## The records
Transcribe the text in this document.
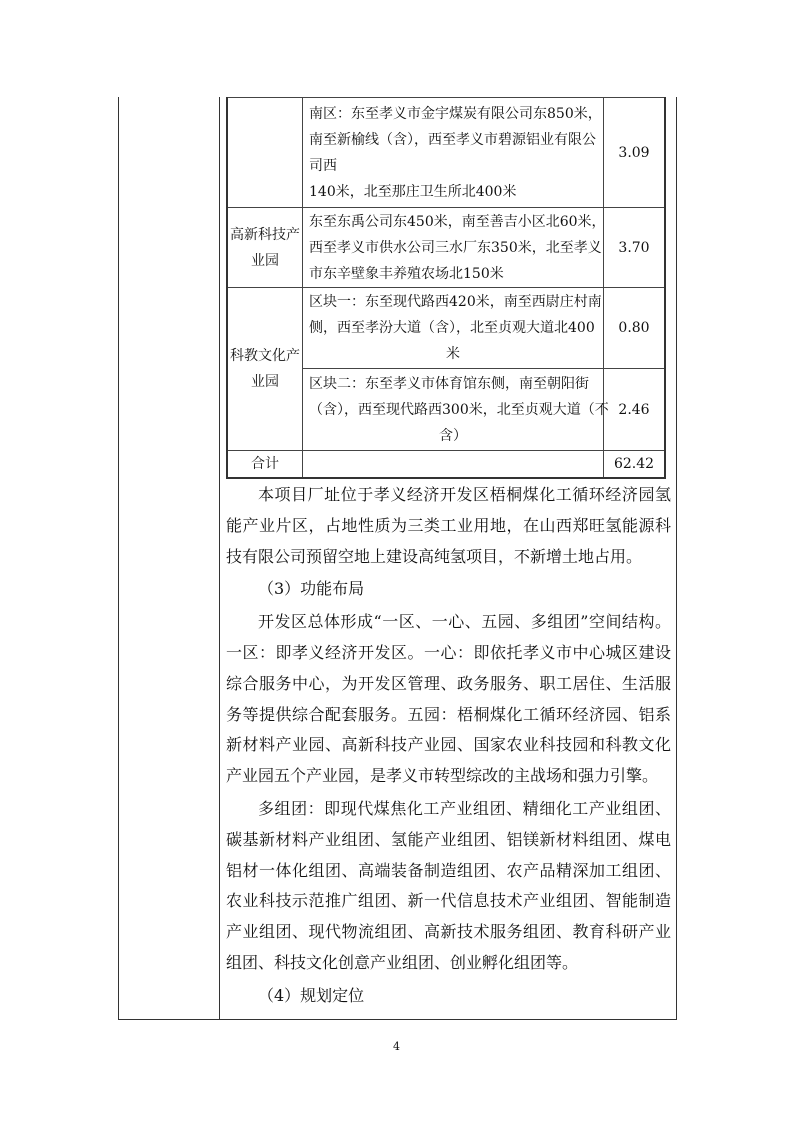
	南区：东至孝义市金宇煤炭有限公司东850米，
南至新榆线（含），西至孝义市碧源铝业有限公
司西
140米，北至那庄卫生所北400米	3.09
高新科技产业园	东至东禹公司东450米，南至善吉小区北60米，
西至孝义市供水公司三水厂东350米，北至孝义
市东辛壁象丰养殖农场北150米	3.70
科教文化产业园	区块一：东至现代路西420米，南至西尉庄村南
侧，西至孝汾大道（含），北至贞观大道北400
米	0.80

	区块二：东至孝义市体育馆东侧，南至朝阳街
（含），西至现代路西300米，北至贞观大道（不
含）	2.46
合计		62.42

本项目厂址位于孝义经济开发区梧桐煤化工循环经济园氢能产业片区，占地性质为三类工业用地，在山西郑旺氢能源科技有限公司预留空地上建设高纯氢项目，不新增土地占用。

（3）功能布局

开发区总体形成“一区、一心、五园、多组团”空间结构。一区：即孝义经济开发区。一心：即依托孝义市中心城区建设综合服务中心，为开发区管理、政务服务、职工居住、生活服务等提供综合配套服务。五园：梧桐煤化工循环经济园、铝系新材料产业园、高新科技产业园、国家农业科技园和科教文化产业园五个产业园，是孝义市转型综改的主战场和强力引擎。

多组团：即现代煤焦化工产业组团、精细化工产业组团、碳基新材料产业组团、氢能产业组团、铝镁新材料组团、煤电铝材一体化组团、高端装备制造组团、农产品精深加工组团、农业科技示范推广组团、新一代信息技术产业组团、智能制造产业组团、现代物流组团、高新技术服务组团、教育科研产业组团、科技文化创意产业组团、创业孵化组团等。

（4）规划定位

4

## What you are asked to do
Write out the data precisely as given, excluding the pictures.

## Written response
Transcribe the text in this document.
	南区：东至孝义市金宇煤炭有限公司东850米，
南至新榆线（含），西至孝义市碧源铝业有限公
司西
140米，北至那庄卫生所北400米	3.09
高新科技产业园	东至东禹公司东450米，南至善吉小区北60米，
西至孝义市供水公司三水厂东350米，北至孝义
市东辛壁象丰养殖农场北150米	3.70
科教文化产业园	区块一：东至现代路西420米，南至西尉庄村南
侧，西至孝汾大道（含），北至贞观大道北400
米	0.80

	区块二：东至孝义市体育馆东侧，南至朝阳街
（含），西至现代路西300米，北至贞观大道（不
含）	2.46
合计		62.42

本项目厂址位于孝义经济开发区梧桐煤化工循环经济园氢能产业片区，占地性质为三类工业用地，在山西郑旺氢能源科技有限公司预留空地上建设高纯氢项目，不新增土地占用。

（3）功能布局

开发区总体形成“一区、一心、五园、多组团”空间结构。一区：即孝义经济开发区。一心：即依托孝义市中心城区建设综合服务中心，为开发区管理、政务服务、职工居住、生活服务等提供综合配套服务。五园：梧桐煤化工循环经济园、铝系新材料产业园、高新科技产业园、国家农业科技园和科教文化产业园五个产业园，是孝义市转型综改的主战场和强力引擎。

多组团：即现代煤焦化工产业组团、精细化工产业组团、碳基新材料产业组团、氢能产业组团、铝镁新材料组团、煤电铝材一体化组团、高端装备制造组团、农产品精深加工组团、农业科技示范推广组团、新一代信息技术产业组团、智能制造产业组团、现代物流组团、高新技术服务组团、教育科研产业组团、科技文化创意产业组团、创业孵化组团等。

（4）规划定位

4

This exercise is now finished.